Stored data entries
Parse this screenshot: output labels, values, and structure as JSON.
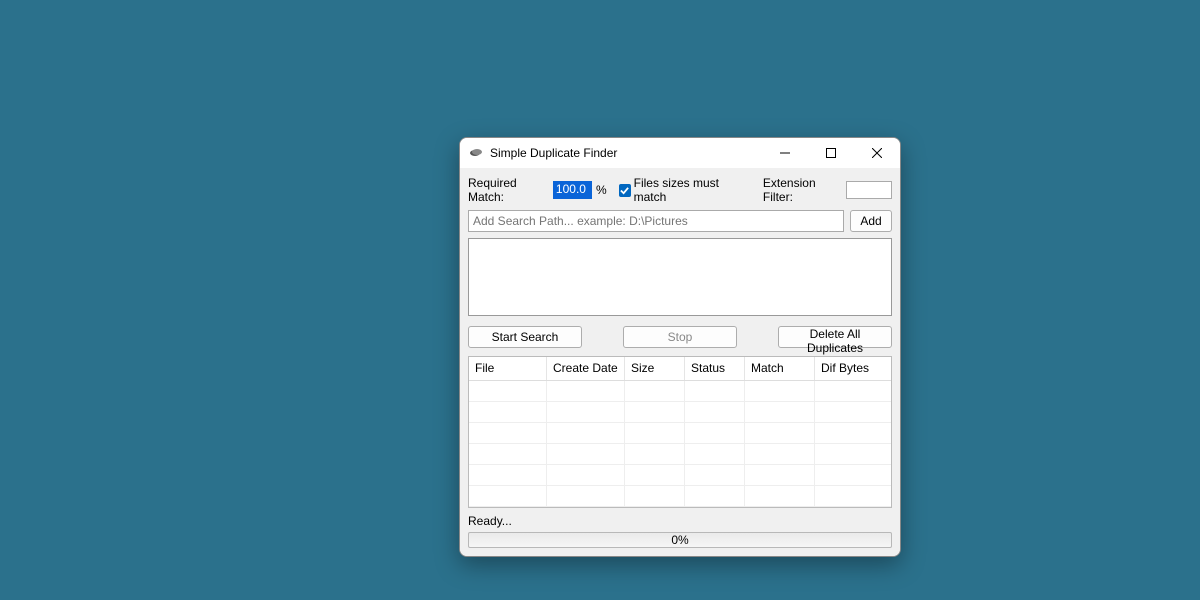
{
  "window": {
    "title": "Simple Duplicate Finder"
  },
  "settings": {
    "required_match_label": "Required Match:",
    "required_match_value": "100.0",
    "percent_sign": "%",
    "sizes_must_match_label": "Files sizes must match",
    "sizes_must_match_checked": true,
    "extension_filter_label": "Extension Filter:",
    "extension_filter_value": ""
  },
  "path": {
    "placeholder": "Add Search Path... example: D:\\Pictures",
    "add_label": "Add"
  },
  "actions": {
    "start_label": "Start Search",
    "stop_label": "Stop",
    "delete_label": "Delete All Duplicates"
  },
  "grid": {
    "columns": {
      "file": "File",
      "create_date": "Create Date",
      "size": "Size",
      "status": "Status",
      "match": "Match",
      "dif_bytes": "Dif Bytes"
    },
    "rows": []
  },
  "status": {
    "text": "Ready...",
    "progress_label": "0%"
  }
}
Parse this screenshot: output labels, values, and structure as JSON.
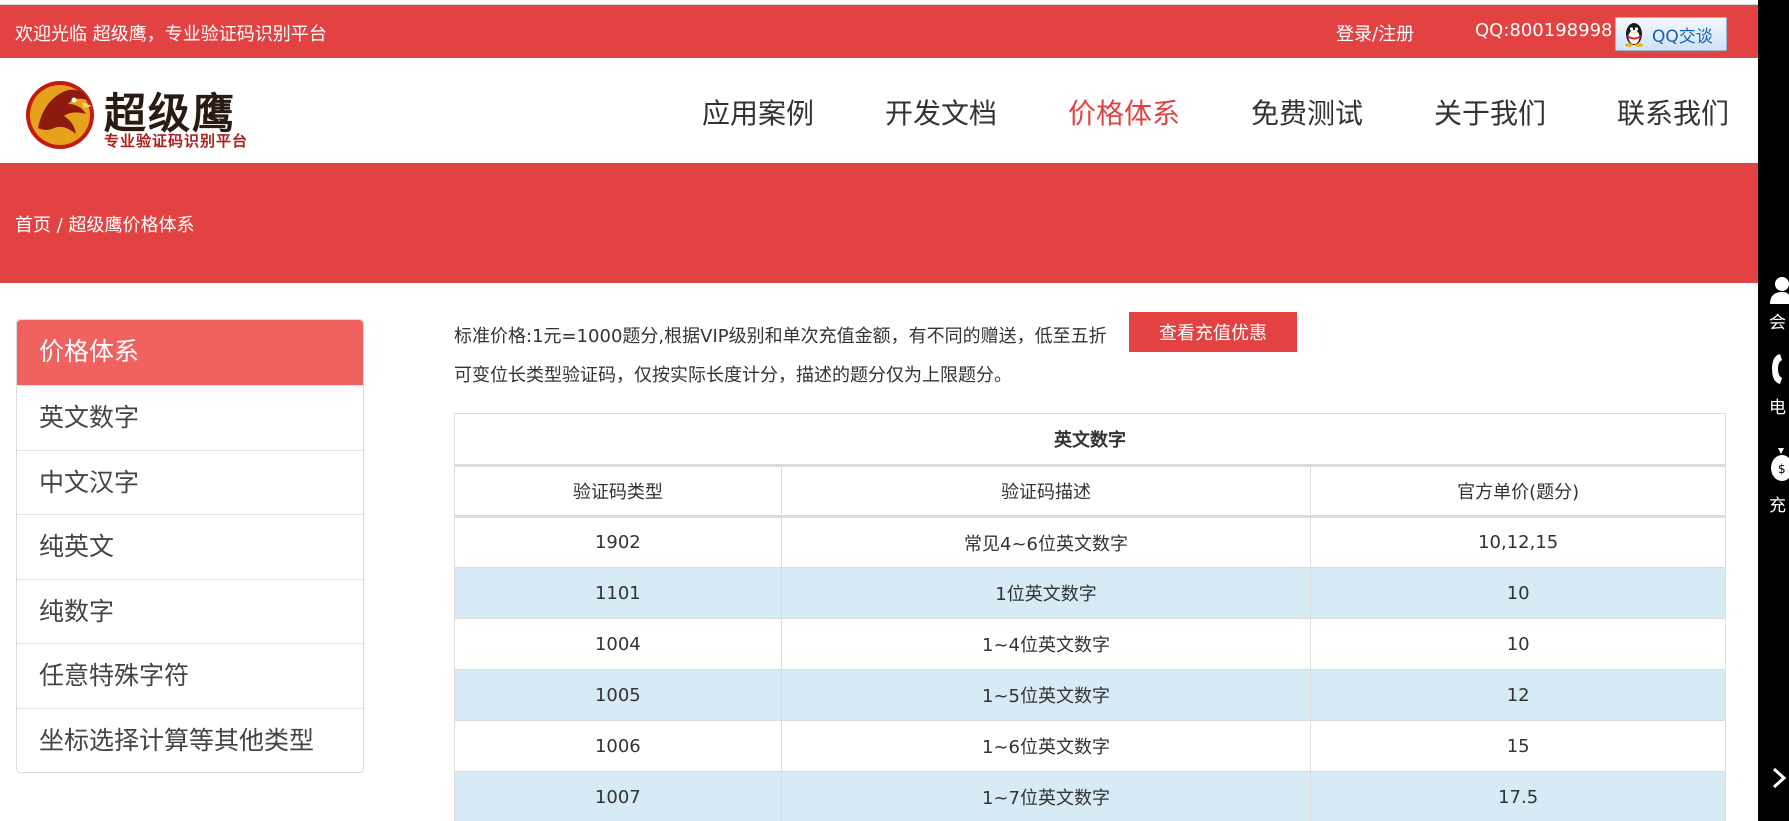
{
  "topbar": {
    "welcome": "欢迎光临 超级鹰，专业验证码识别平台",
    "login": "登录/注册",
    "qq_number": "QQ:800198998",
    "qq_chat_label": "QQ交谈"
  },
  "logo": {
    "brand": "超级鹰",
    "slogan": "专业验证码识别平台"
  },
  "nav": {
    "items": [
      {
        "label": "应用案例"
      },
      {
        "label": "开发文档"
      },
      {
        "label": "价格体系",
        "active": true
      },
      {
        "label": "免费测试"
      },
      {
        "label": "关于我们"
      },
      {
        "label": "联系我们"
      }
    ]
  },
  "breadcrumb": "首页 / 超级鹰价格体系",
  "sidebar": {
    "header": "价格体系",
    "items": [
      "英文数字",
      "中文汉字",
      "纯英文",
      "纯数字",
      "任意特殊字符",
      "坐标选择计算等其他类型"
    ]
  },
  "content": {
    "intro_line1": "标准价格:1元=1000题分,根据VIP级别和单次充值金额，有不同的赠送，低至五折",
    "intro_line2": "可变位长类型验证码，仅按实际长度计分，描述的题分仅为上限题分。",
    "promo_button": "查看充值优惠"
  },
  "table": {
    "title": "英文数字",
    "headers": [
      "验证码类型",
      "验证码描述",
      "官方单价(题分)"
    ],
    "rows": [
      [
        "1902",
        "常见4~6位英文数字",
        "10,12,15"
      ],
      [
        "1101",
        "1位英文数字",
        "10"
      ],
      [
        "1004",
        "1~4位英文数字",
        "10"
      ],
      [
        "1005",
        "1~5位英文数字",
        "12"
      ],
      [
        "1006",
        "1~6位英文数字",
        "15"
      ],
      [
        "1007",
        "1~7位英文数字",
        "17.5"
      ]
    ]
  },
  "dock": {
    "items": [
      {
        "label": "会",
        "icon": "user-icon"
      },
      {
        "label": "电",
        "icon": "phone-icon"
      },
      {
        "label": "充",
        "icon": "money-bag-icon"
      }
    ],
    "collapse_icon": "chevron-right-icon"
  },
  "colors": {
    "brand_red": "#e24342",
    "sidebar_header": "#f06260",
    "table_alt_row": "#d6ebf5",
    "qq_link": "#1a5fb4"
  }
}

Work to do:
Make an exact copy of every entry above, minus the images.

Result for this task:
Parse this screenshot: output labels, values, and structure as JSON.
{
  "window": {
    "title": "Simple Duplicate Finder"
  },
  "settings": {
    "required_match_label": "Required Match:",
    "required_match_value": "100.0",
    "percent_sign": "%",
    "sizes_must_match_label": "Files sizes must match",
    "sizes_must_match_checked": true,
    "extension_filter_label": "Extension Filter:",
    "extension_filter_value": ""
  },
  "path": {
    "placeholder": "Add Search Path... example: D:\\Pictures",
    "add_label": "Add"
  },
  "actions": {
    "start_label": "Start Search",
    "stop_label": "Stop",
    "delete_label": "Delete All Duplicates"
  },
  "grid": {
    "columns": {
      "file": "File",
      "create_date": "Create Date",
      "size": "Size",
      "status": "Status",
      "match": "Match",
      "dif_bytes": "Dif Bytes"
    },
    "rows": []
  },
  "status": {
    "text": "Ready...",
    "progress_label": "0%"
  }
}
Parse this screenshot: output labels, values, and structure as JSON.
{
  "topbar": {
    "welcome": "欢迎光临 超级鹰，专业验证码识别平台",
    "login": "登录/注册",
    "qq_number": "QQ:800198998",
    "qq_chat_label": "QQ交谈"
  },
  "logo": {
    "brand": "超级鹰",
    "slogan": "专业验证码识别平台"
  },
  "nav": {
    "items": [
      {
        "label": "应用案例"
      },
      {
        "label": "开发文档"
      },
      {
        "label": "价格体系",
        "active": true
      },
      {
        "label": "免费测试"
      },
      {
        "label": "关于我们"
      },
      {
        "label": "联系我们"
      }
    ]
  },
  "breadcrumb": "首页 / 超级鹰价格体系",
  "sidebar": {
    "header": "价格体系",
    "items": [
      "英文数字",
      "中文汉字",
      "纯英文",
      "纯数字",
      "任意特殊字符",
      "坐标选择计算等其他类型"
    ]
  },
  "content": {
    "intro_line1": "标准价格:1元=1000题分,根据VIP级别和单次充值金额，有不同的赠送，低至五折",
    "intro_line2": "可变位长类型验证码，仅按实际长度计分，描述的题分仅为上限题分。",
    "promo_button": "查看充值优惠"
  },
  "table": {
    "title": "英文数字",
    "headers": [
      "验证码类型",
      "验证码描述",
      "官方单价(题分)"
    ],
    "rows": [
      [
        "1902",
        "常见4~6位英文数字",
        "10,12,15"
      ],
      [
        "1101",
        "1位英文数字",
        "10"
      ],
      [
        "1004",
        "1~4位英文数字",
        "10"
      ],
      [
        "1005",
        "1~5位英文数字",
        "12"
      ],
      [
        "1006",
        "1~6位英文数字",
        "15"
      ],
      [
        "1007",
        "1~7位英文数字",
        "17.5"
      ]
    ]
  },
  "dock": {
    "items": [
      {
        "label": "会",
        "icon": "user-icon"
      },
      {
        "label": "电",
        "icon": "phone-icon"
      },
      {
        "label": "充",
        "icon": "money-bag-icon"
      }
    ],
    "collapse_icon": "chevron-right-icon"
  },
  "colors": {
    "brand_red": "#e24342",
    "sidebar_header": "#f06260",
    "table_alt_row": "#d6ebf5",
    "qq_link": "#1a5fb4"
  }
}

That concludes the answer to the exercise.